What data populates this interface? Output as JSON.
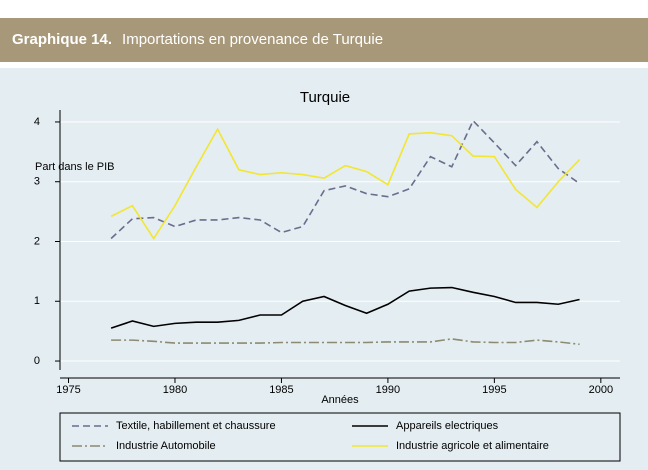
{
  "header": {
    "label": "Graphique 14.",
    "title": "Importations en provenance de Turquie"
  },
  "chart_data": {
    "type": "line",
    "title": "Turquie",
    "xlabel": "Années",
    "ylabel": "Part dans le PIB",
    "x": [
      1977,
      1978,
      1979,
      1980,
      1981,
      1982,
      1983,
      1984,
      1985,
      1986,
      1987,
      1988,
      1989,
      1990,
      1991,
      1992,
      1993,
      1994,
      1995,
      1996,
      1997,
      1998,
      1999
    ],
    "series": [
      {
        "name": "Textile, habillement et chaussure",
        "color": "#6b6d8c",
        "dash": "dashed",
        "values": [
          2.05,
          2.38,
          2.4,
          2.25,
          2.36,
          2.36,
          2.4,
          2.36,
          2.15,
          2.25,
          2.85,
          2.93,
          2.8,
          2.75,
          2.88,
          3.42,
          3.25,
          4.02,
          3.65,
          3.27,
          3.67,
          3.22,
          2.97
        ]
      },
      {
        "name": "Appareils electriques",
        "color": "#000000",
        "dash": "solid",
        "values": [
          0.55,
          0.67,
          0.58,
          0.63,
          0.65,
          0.65,
          0.68,
          0.77,
          0.77,
          1.0,
          1.08,
          0.93,
          0.8,
          0.95,
          1.17,
          1.22,
          1.23,
          1.15,
          1.08,
          0.98,
          0.98,
          0.95,
          1.03
        ]
      },
      {
        "name": "Industrie Automobile",
        "color": "#8c8a70",
        "dash": "dashdot",
        "values": [
          0.35,
          0.35,
          0.33,
          0.3,
          0.3,
          0.3,
          0.3,
          0.3,
          0.31,
          0.31,
          0.31,
          0.31,
          0.31,
          0.32,
          0.32,
          0.32,
          0.37,
          0.32,
          0.31,
          0.31,
          0.35,
          0.32,
          0.28
        ]
      },
      {
        "name": "Industrie agricole et alimentaire",
        "color": "#f2e630",
        "dash": "solid",
        "values": [
          2.42,
          2.6,
          2.05,
          2.6,
          3.25,
          3.88,
          3.2,
          3.12,
          3.15,
          3.12,
          3.06,
          3.27,
          3.17,
          2.95,
          3.8,
          3.82,
          3.77,
          3.43,
          3.42,
          2.87,
          2.57,
          3.0,
          3.37
        ]
      }
    ],
    "xlim": [
      1974.6,
      2000.9
    ],
    "xticks": [
      1975,
      1980,
      1985,
      1990,
      1995,
      2000
    ],
    "ylim": [
      -0.15,
      4.2
    ],
    "yticks": [
      0,
      1,
      2,
      3,
      4
    ],
    "grid": true
  }
}
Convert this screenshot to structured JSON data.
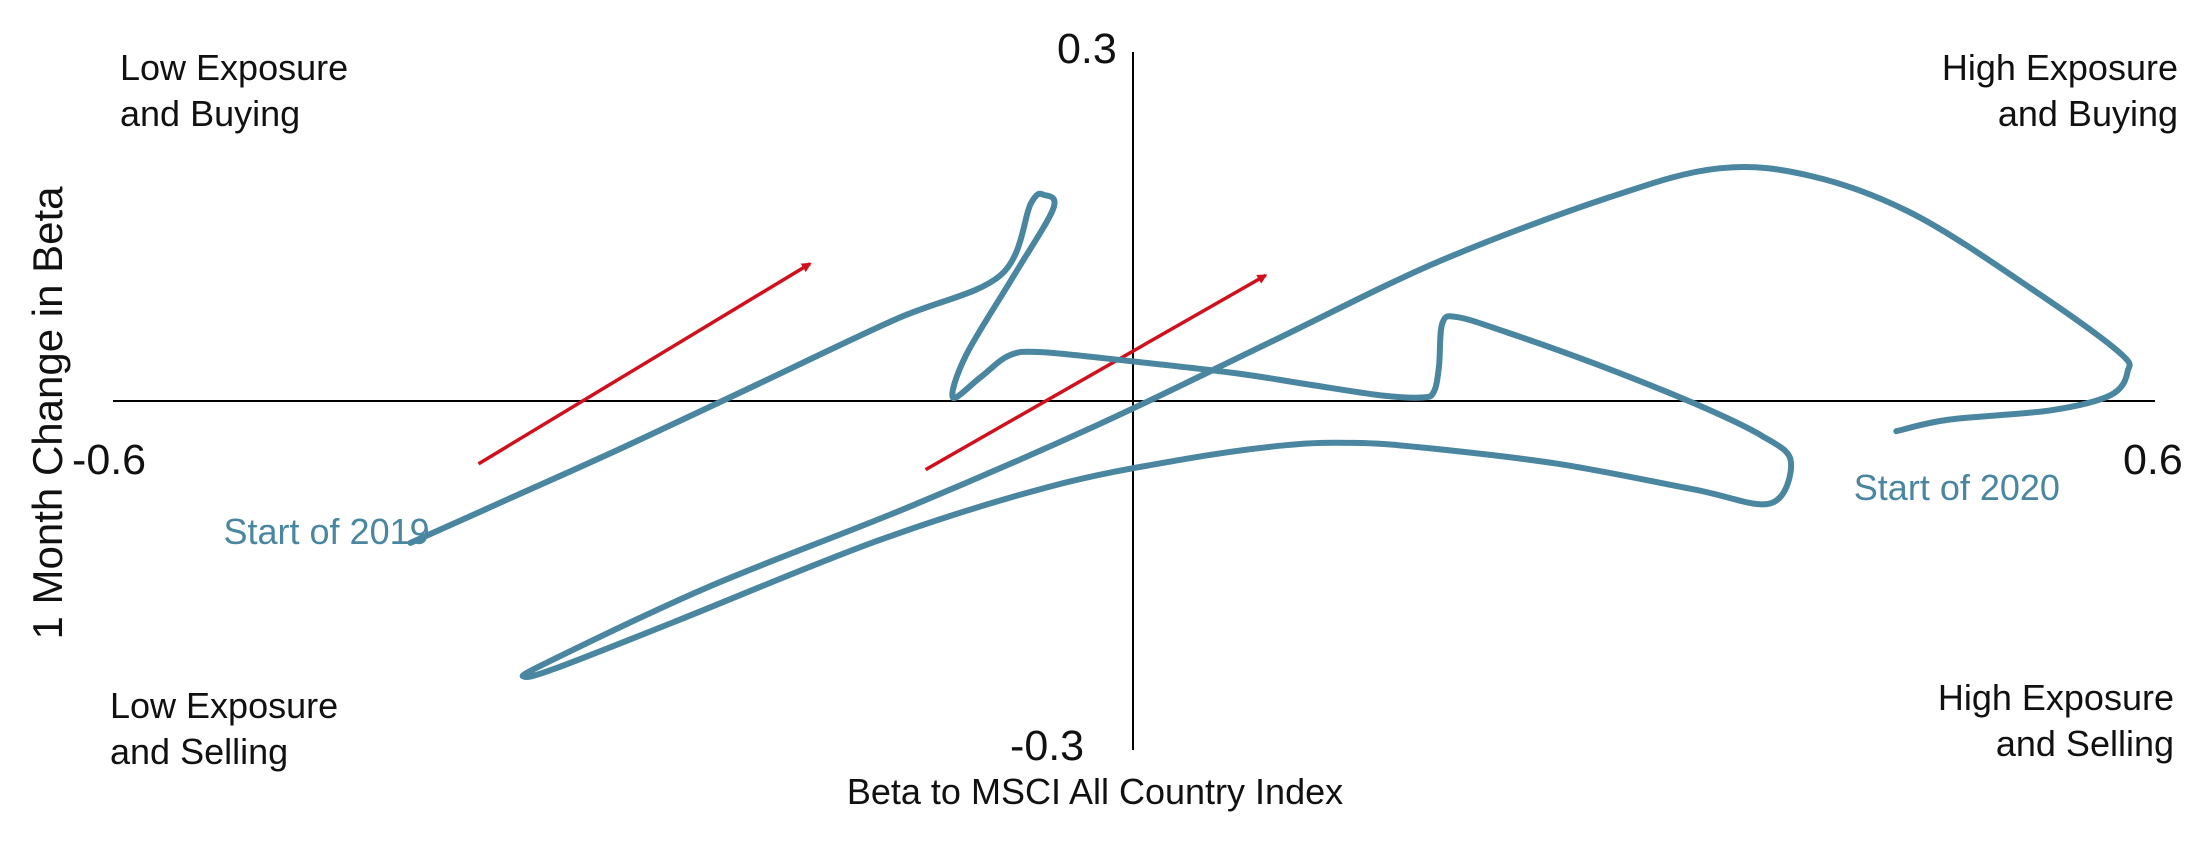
{
  "chart_data": {
    "type": "line",
    "title": "",
    "xlabel": "Beta to MSCI All Country Index",
    "ylabel": "1 Month Change in Beta",
    "xlim": [
      -0.6,
      0.6
    ],
    "ylim": [
      -0.3,
      0.3
    ],
    "x_ticks": [
      {
        "value": -0.6,
        "label": "-0.6"
      },
      {
        "value": 0.6,
        "label": "0.6"
      }
    ],
    "y_ticks": [
      {
        "value": 0.3,
        "label": "0.3"
      },
      {
        "value": -0.3,
        "label": "-0.3"
      }
    ],
    "grid": false,
    "legend": "none",
    "colors": {
      "line": "#4a86a0",
      "arrow": "#d0101c",
      "axis": "#000000",
      "text": "#111111"
    },
    "quadrant_labels": [
      {
        "position": "top-left",
        "lines": [
          "Low Exposure",
          "and Buying"
        ]
      },
      {
        "position": "top-right",
        "lines": [
          "High Exposure",
          "and Buying"
        ]
      },
      {
        "position": "bottom-left",
        "lines": [
          "Low Exposure",
          "and Selling"
        ]
      },
      {
        "position": "bottom-right",
        "lines": [
          "High Exposure",
          "and Selling"
        ]
      }
    ],
    "annotations": [
      {
        "text": "Start of 2019",
        "x": -0.535,
        "y": -0.123
      },
      {
        "text": "Start of 2020",
        "x": 0.424,
        "y": -0.085
      }
    ],
    "trend_arrows": [
      {
        "x1": -0.385,
        "y1": -0.054,
        "x2": -0.19,
        "y2": 0.118
      },
      {
        "x1": -0.122,
        "y1": -0.059,
        "x2": 0.078,
        "y2": 0.108
      }
    ],
    "series": [
      {
        "values": [
          {
            "x": -0.425,
            "y": -0.122
          },
          {
            "x": -0.37,
            "y": -0.086
          },
          {
            "x": -0.3,
            "y": -0.04
          },
          {
            "x": -0.22,
            "y": 0.015
          },
          {
            "x": -0.14,
            "y": 0.07
          },
          {
            "x": -0.078,
            "y": 0.108
          },
          {
            "x": -0.06,
            "y": 0.17
          },
          {
            "x": -0.052,
            "y": 0.177
          },
          {
            "x": -0.047,
            "y": 0.165
          },
          {
            "x": -0.07,
            "y": 0.108
          },
          {
            "x": -0.098,
            "y": 0.04
          },
          {
            "x": -0.106,
            "y": 0.003
          },
          {
            "x": -0.09,
            "y": 0.02
          },
          {
            "x": -0.073,
            "y": 0.039
          },
          {
            "x": -0.054,
            "y": 0.042
          },
          {
            "x": 0.0,
            "y": 0.034
          },
          {
            "x": 0.06,
            "y": 0.024
          },
          {
            "x": 0.1,
            "y": 0.015
          },
          {
            "x": 0.145,
            "y": 0.005
          },
          {
            "x": 0.17,
            "y": 0.003
          },
          {
            "x": 0.177,
            "y": 0.008
          },
          {
            "x": 0.18,
            "y": 0.03
          },
          {
            "x": 0.182,
            "y": 0.067
          },
          {
            "x": 0.191,
            "y": 0.072
          },
          {
            "x": 0.22,
            "y": 0.059
          },
          {
            "x": 0.27,
            "y": 0.033
          },
          {
            "x": 0.33,
            "y": -0.002
          },
          {
            "x": 0.37,
            "y": -0.03
          },
          {
            "x": 0.387,
            "y": -0.052
          },
          {
            "x": 0.375,
            "y": -0.088
          },
          {
            "x": 0.33,
            "y": -0.076
          },
          {
            "x": 0.25,
            "y": -0.054
          },
          {
            "x": 0.17,
            "y": -0.04
          },
          {
            "x": 0.13,
            "y": -0.036
          },
          {
            "x": 0.09,
            "y": -0.038
          },
          {
            "x": 0.03,
            "y": -0.05
          },
          {
            "x": -0.05,
            "y": -0.074
          },
          {
            "x": -0.15,
            "y": -0.12
          },
          {
            "x": -0.27,
            "y": -0.19
          },
          {
            "x": -0.34,
            "y": -0.23
          },
          {
            "x": -0.358,
            "y": -0.237
          },
          {
            "x": -0.345,
            "y": -0.225
          },
          {
            "x": -0.25,
            "y": -0.16
          },
          {
            "x": -0.13,
            "y": -0.09
          },
          {
            "x": -0.02,
            "y": -0.02
          },
          {
            "x": 0.08,
            "y": 0.05
          },
          {
            "x": 0.18,
            "y": 0.12
          },
          {
            "x": 0.28,
            "y": 0.175
          },
          {
            "x": 0.345,
            "y": 0.2
          },
          {
            "x": 0.4,
            "y": 0.193
          },
          {
            "x": 0.46,
            "y": 0.16
          },
          {
            "x": 0.53,
            "y": 0.095
          },
          {
            "x": 0.58,
            "y": 0.042
          },
          {
            "x": 0.585,
            "y": 0.025
          },
          {
            "x": 0.575,
            "y": 0.005
          },
          {
            "x": 0.54,
            "y": -0.008
          },
          {
            "x": 0.48,
            "y": -0.016
          },
          {
            "x": 0.449,
            "y": -0.026
          }
        ]
      }
    ]
  }
}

■ Goal
Reproduce the whole listing word for word, setting aside any pictures.

■ Solution to the problem
What data populates this interface? Output as JSON.
{
  "header": {
    "label": "Graphique 14.",
    "title": "Importations en provenance de Turquie"
  },
  "chart_data": {
    "type": "line",
    "title": "Turquie",
    "xlabel": "Années",
    "ylabel": "Part dans le PIB",
    "x": [
      1977,
      1978,
      1979,
      1980,
      1981,
      1982,
      1983,
      1984,
      1985,
      1986,
      1987,
      1988,
      1989,
      1990,
      1991,
      1992,
      1993,
      1994,
      1995,
      1996,
      1997,
      1998,
      1999
    ],
    "series": [
      {
        "name": "Textile, habillement et chaussure",
        "color": "#6b6d8c",
        "dash": "dashed",
        "values": [
          2.05,
          2.38,
          2.4,
          2.25,
          2.36,
          2.36,
          2.4,
          2.36,
          2.15,
          2.25,
          2.85,
          2.93,
          2.8,
          2.75,
          2.88,
          3.42,
          3.25,
          4.02,
          3.65,
          3.27,
          3.67,
          3.22,
          2.97
        ]
      },
      {
        "name": "Appareils electriques",
        "color": "#000000",
        "dash": "solid",
        "values": [
          0.55,
          0.67,
          0.58,
          0.63,
          0.65,
          0.65,
          0.68,
          0.77,
          0.77,
          1.0,
          1.08,
          0.93,
          0.8,
          0.95,
          1.17,
          1.22,
          1.23,
          1.15,
          1.08,
          0.98,
          0.98,
          0.95,
          1.03
        ]
      },
      {
        "name": "Industrie Automobile",
        "color": "#8c8a70",
        "dash": "dashdot",
        "values": [
          0.35,
          0.35,
          0.33,
          0.3,
          0.3,
          0.3,
          0.3,
          0.3,
          0.31,
          0.31,
          0.31,
          0.31,
          0.31,
          0.32,
          0.32,
          0.32,
          0.37,
          0.32,
          0.31,
          0.31,
          0.35,
          0.32,
          0.28
        ]
      },
      {
        "name": "Industrie agricole et alimentaire",
        "color": "#f2e630",
        "dash": "solid",
        "values": [
          2.42,
          2.6,
          2.05,
          2.6,
          3.25,
          3.88,
          3.2,
          3.12,
          3.15,
          3.12,
          3.06,
          3.27,
          3.17,
          2.95,
          3.8,
          3.82,
          3.77,
          3.43,
          3.42,
          2.87,
          2.57,
          3.0,
          3.37
        ]
      }
    ],
    "xlim": [
      1974.6,
      2000.9
    ],
    "xticks": [
      1975,
      1980,
      1985,
      1990,
      1995,
      2000
    ],
    "ylim": [
      -0.15,
      4.2
    ],
    "yticks": [
      0,
      1,
      2,
      3,
      4
    ],
    "grid": true
  }
}
Convert this screenshot to structured JSON data.
{
  "chart_data": {
    "type": "line",
    "title": "",
    "xlabel": "Beta to MSCI All Country Index",
    "ylabel": "1 Month Change in Beta",
    "xlim": [
      -0.6,
      0.6
    ],
    "ylim": [
      -0.3,
      0.3
    ],
    "x_ticks": [
      {
        "value": -0.6,
        "label": "-0.6"
      },
      {
        "value": 0.6,
        "label": "0.6"
      }
    ],
    "y_ticks": [
      {
        "value": 0.3,
        "label": "0.3"
      },
      {
        "value": -0.3,
        "label": "-0.3"
      }
    ],
    "grid": false,
    "legend": "none",
    "colors": {
      "line": "#4a86a0",
      "arrow": "#d0101c",
      "axis": "#000000",
      "text": "#111111"
    },
    "quadrant_labels": [
      {
        "position": "top-left",
        "lines": [
          "Low Exposure",
          "and Buying"
        ]
      },
      {
        "position": "top-right",
        "lines": [
          "High Exposure",
          "and Buying"
        ]
      },
      {
        "position": "bottom-left",
        "lines": [
          "Low Exposure",
          "and Selling"
        ]
      },
      {
        "position": "bottom-right",
        "lines": [
          "High Exposure",
          "and Selling"
        ]
      }
    ],
    "annotations": [
      {
        "text": "Start of 2019",
        "x": -0.535,
        "y": -0.123
      },
      {
        "text": "Start of 2020",
        "x": 0.424,
        "y": -0.085
      }
    ],
    "trend_arrows": [
      {
        "x1": -0.385,
        "y1": -0.054,
        "x2": -0.19,
        "y2": 0.118
      },
      {
        "x1": -0.122,
        "y1": -0.059,
        "x2": 0.078,
        "y2": 0.108
      }
    ],
    "series": [
      {
        "values": [
          {
            "x": -0.425,
            "y": -0.122
          },
          {
            "x": -0.37,
            "y": -0.086
          },
          {
            "x": -0.3,
            "y": -0.04
          },
          {
            "x": -0.22,
            "y": 0.015
          },
          {
            "x": -0.14,
            "y": 0.07
          },
          {
            "x": -0.078,
            "y": 0.108
          },
          {
            "x": -0.06,
            "y": 0.17
          },
          {
            "x": -0.052,
            "y": 0.177
          },
          {
            "x": -0.047,
            "y": 0.165
          },
          {
            "x": -0.07,
            "y": 0.108
          },
          {
            "x": -0.098,
            "y": 0.04
          },
          {
            "x": -0.106,
            "y": 0.003
          },
          {
            "x": -0.09,
            "y": 0.02
          },
          {
            "x": -0.073,
            "y": 0.039
          },
          {
            "x": -0.054,
            "y": 0.042
          },
          {
            "x": 0.0,
            "y": 0.034
          },
          {
            "x": 0.06,
            "y": 0.024
          },
          {
            "x": 0.1,
            "y": 0.015
          },
          {
            "x": 0.145,
            "y": 0.005
          },
          {
            "x": 0.17,
            "y": 0.003
          },
          {
            "x": 0.177,
            "y": 0.008
          },
          {
            "x": 0.18,
            "y": 0.03
          },
          {
            "x": 0.182,
            "y": 0.067
          },
          {
            "x": 0.191,
            "y": 0.072
          },
          {
            "x": 0.22,
            "y": 0.059
          },
          {
            "x": 0.27,
            "y": 0.033
          },
          {
            "x": 0.33,
            "y": -0.002
          },
          {
            "x": 0.37,
            "y": -0.03
          },
          {
            "x": 0.387,
            "y": -0.052
          },
          {
            "x": 0.375,
            "y": -0.088
          },
          {
            "x": 0.33,
            "y": -0.076
          },
          {
            "x": 0.25,
            "y": -0.054
          },
          {
            "x": 0.17,
            "y": -0.04
          },
          {
            "x": 0.13,
            "y": -0.036
          },
          {
            "x": 0.09,
            "y": -0.038
          },
          {
            "x": 0.03,
            "y": -0.05
          },
          {
            "x": -0.05,
            "y": -0.074
          },
          {
            "x": -0.15,
            "y": -0.12
          },
          {
            "x": -0.27,
            "y": -0.19
          },
          {
            "x": -0.34,
            "y": -0.23
          },
          {
            "x": -0.358,
            "y": -0.237
          },
          {
            "x": -0.345,
            "y": -0.225
          },
          {
            "x": -0.25,
            "y": -0.16
          },
          {
            "x": -0.13,
            "y": -0.09
          },
          {
            "x": -0.02,
            "y": -0.02
          },
          {
            "x": 0.08,
            "y": 0.05
          },
          {
            "x": 0.18,
            "y": 0.12
          },
          {
            "x": 0.28,
            "y": 0.175
          },
          {
            "x": 0.345,
            "y": 0.2
          },
          {
            "x": 0.4,
            "y": 0.193
          },
          {
            "x": 0.46,
            "y": 0.16
          },
          {
            "x": 0.53,
            "y": 0.095
          },
          {
            "x": 0.58,
            "y": 0.042
          },
          {
            "x": 0.585,
            "y": 0.025
          },
          {
            "x": 0.575,
            "y": 0.005
          },
          {
            "x": 0.54,
            "y": -0.008
          },
          {
            "x": 0.48,
            "y": -0.016
          },
          {
            "x": 0.449,
            "y": -0.026
          }
        ]
      }
    ]
  }
}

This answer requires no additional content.